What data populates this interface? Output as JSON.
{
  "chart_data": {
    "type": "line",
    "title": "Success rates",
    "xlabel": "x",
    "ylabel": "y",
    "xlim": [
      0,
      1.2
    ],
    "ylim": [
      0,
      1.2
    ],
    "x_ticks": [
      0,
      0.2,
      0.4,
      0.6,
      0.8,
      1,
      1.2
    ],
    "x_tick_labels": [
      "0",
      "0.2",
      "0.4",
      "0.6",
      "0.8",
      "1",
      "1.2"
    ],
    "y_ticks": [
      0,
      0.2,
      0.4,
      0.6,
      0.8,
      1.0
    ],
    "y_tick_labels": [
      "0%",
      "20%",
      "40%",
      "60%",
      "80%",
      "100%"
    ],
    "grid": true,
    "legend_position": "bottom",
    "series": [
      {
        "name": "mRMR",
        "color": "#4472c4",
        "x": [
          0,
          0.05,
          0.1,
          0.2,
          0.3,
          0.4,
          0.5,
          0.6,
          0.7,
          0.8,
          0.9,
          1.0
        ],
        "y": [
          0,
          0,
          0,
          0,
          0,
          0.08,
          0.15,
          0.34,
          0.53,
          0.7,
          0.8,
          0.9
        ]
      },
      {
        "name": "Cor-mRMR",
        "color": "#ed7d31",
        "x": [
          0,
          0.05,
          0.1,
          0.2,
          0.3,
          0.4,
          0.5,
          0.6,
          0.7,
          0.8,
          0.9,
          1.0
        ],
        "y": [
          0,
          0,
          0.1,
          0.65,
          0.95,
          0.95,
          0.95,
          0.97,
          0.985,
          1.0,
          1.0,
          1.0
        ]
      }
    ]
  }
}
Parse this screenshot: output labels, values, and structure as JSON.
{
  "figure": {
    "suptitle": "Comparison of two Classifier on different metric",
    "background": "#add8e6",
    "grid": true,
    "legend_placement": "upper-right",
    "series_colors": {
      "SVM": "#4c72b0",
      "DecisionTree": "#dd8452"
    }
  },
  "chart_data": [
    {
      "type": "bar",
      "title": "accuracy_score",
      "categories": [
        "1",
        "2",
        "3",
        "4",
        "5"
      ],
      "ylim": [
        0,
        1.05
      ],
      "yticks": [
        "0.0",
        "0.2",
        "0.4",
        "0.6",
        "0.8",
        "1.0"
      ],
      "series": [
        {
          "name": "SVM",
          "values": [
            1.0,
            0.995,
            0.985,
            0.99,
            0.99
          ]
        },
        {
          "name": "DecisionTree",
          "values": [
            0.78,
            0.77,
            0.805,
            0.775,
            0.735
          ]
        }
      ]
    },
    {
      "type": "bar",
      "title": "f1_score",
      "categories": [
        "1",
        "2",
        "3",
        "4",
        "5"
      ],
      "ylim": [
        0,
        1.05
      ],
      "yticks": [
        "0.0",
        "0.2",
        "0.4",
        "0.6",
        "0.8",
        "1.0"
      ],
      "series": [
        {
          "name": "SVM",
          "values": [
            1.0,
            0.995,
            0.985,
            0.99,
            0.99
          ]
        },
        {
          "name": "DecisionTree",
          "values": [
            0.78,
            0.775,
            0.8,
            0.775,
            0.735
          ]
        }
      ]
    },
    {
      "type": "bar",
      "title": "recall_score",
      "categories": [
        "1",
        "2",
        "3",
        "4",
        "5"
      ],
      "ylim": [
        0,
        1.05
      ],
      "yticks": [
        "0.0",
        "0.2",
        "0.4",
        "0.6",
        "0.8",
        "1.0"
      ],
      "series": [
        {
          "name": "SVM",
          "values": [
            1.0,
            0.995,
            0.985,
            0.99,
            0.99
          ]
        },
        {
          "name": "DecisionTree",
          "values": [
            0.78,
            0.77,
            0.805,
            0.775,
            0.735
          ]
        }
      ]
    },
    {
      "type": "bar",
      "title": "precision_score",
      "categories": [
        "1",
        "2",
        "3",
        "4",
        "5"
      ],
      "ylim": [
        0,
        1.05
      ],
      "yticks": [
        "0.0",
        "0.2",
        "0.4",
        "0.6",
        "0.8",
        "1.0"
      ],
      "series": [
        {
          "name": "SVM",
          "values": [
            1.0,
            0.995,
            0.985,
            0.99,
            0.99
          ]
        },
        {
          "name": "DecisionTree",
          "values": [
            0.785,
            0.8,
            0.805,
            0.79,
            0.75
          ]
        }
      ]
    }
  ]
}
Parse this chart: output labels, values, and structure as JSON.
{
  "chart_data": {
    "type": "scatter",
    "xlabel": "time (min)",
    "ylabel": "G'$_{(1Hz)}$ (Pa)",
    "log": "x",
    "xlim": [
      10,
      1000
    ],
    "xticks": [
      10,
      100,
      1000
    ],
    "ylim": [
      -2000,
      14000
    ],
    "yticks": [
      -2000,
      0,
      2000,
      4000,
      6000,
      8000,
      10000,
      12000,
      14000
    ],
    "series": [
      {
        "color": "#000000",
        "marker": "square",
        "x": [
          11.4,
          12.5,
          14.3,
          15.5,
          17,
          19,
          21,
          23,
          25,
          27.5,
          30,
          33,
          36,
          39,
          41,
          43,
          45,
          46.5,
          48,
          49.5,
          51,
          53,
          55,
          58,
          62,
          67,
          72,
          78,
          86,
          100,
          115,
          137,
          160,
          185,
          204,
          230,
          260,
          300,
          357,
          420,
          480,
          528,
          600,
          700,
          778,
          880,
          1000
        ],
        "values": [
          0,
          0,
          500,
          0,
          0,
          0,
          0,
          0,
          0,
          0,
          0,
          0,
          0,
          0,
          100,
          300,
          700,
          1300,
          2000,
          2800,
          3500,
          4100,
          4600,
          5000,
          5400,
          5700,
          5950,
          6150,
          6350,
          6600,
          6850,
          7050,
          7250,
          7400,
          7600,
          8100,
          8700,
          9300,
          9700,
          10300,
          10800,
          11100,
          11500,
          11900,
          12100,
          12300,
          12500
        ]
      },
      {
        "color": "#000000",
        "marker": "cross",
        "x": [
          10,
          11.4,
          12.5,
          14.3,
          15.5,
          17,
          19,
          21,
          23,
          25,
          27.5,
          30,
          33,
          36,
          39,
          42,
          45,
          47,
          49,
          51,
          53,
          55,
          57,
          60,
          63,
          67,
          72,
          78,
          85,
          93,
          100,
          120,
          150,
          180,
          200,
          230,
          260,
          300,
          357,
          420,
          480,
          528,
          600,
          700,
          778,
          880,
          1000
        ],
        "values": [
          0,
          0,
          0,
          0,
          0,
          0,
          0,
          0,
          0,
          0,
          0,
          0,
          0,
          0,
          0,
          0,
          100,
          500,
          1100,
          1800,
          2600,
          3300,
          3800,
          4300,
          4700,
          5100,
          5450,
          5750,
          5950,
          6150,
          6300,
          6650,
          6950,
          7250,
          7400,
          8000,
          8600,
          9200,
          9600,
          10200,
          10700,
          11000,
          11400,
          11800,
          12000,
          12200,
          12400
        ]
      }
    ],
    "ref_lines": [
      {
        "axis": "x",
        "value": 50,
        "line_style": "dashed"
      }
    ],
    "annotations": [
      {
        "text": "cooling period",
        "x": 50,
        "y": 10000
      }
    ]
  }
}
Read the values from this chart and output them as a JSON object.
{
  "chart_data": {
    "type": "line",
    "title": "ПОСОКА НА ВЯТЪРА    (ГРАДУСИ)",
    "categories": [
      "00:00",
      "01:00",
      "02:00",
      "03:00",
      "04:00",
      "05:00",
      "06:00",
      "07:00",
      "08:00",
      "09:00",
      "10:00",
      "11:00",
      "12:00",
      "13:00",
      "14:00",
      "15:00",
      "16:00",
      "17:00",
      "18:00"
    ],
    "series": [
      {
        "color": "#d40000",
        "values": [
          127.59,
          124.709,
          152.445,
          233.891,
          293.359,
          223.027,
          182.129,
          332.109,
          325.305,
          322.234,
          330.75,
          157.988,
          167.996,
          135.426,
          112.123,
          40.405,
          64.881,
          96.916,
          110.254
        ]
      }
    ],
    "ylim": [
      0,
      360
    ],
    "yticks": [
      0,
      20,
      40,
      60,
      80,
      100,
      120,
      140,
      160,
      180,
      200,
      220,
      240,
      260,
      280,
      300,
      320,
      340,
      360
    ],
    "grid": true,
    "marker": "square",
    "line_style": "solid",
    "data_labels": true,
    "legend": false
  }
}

-=-=-

*Challenge*.
In the entries above, find each line with the string "JSON" and copy it.

*Response to the exercise*.
What data populates this interface? Output as JSON.
Parse this screenshot: output labels, values, and structure as JSON.
Parse this chart: output labels, values, and structure as JSON.
Read the values from this chart and output them as a JSON object.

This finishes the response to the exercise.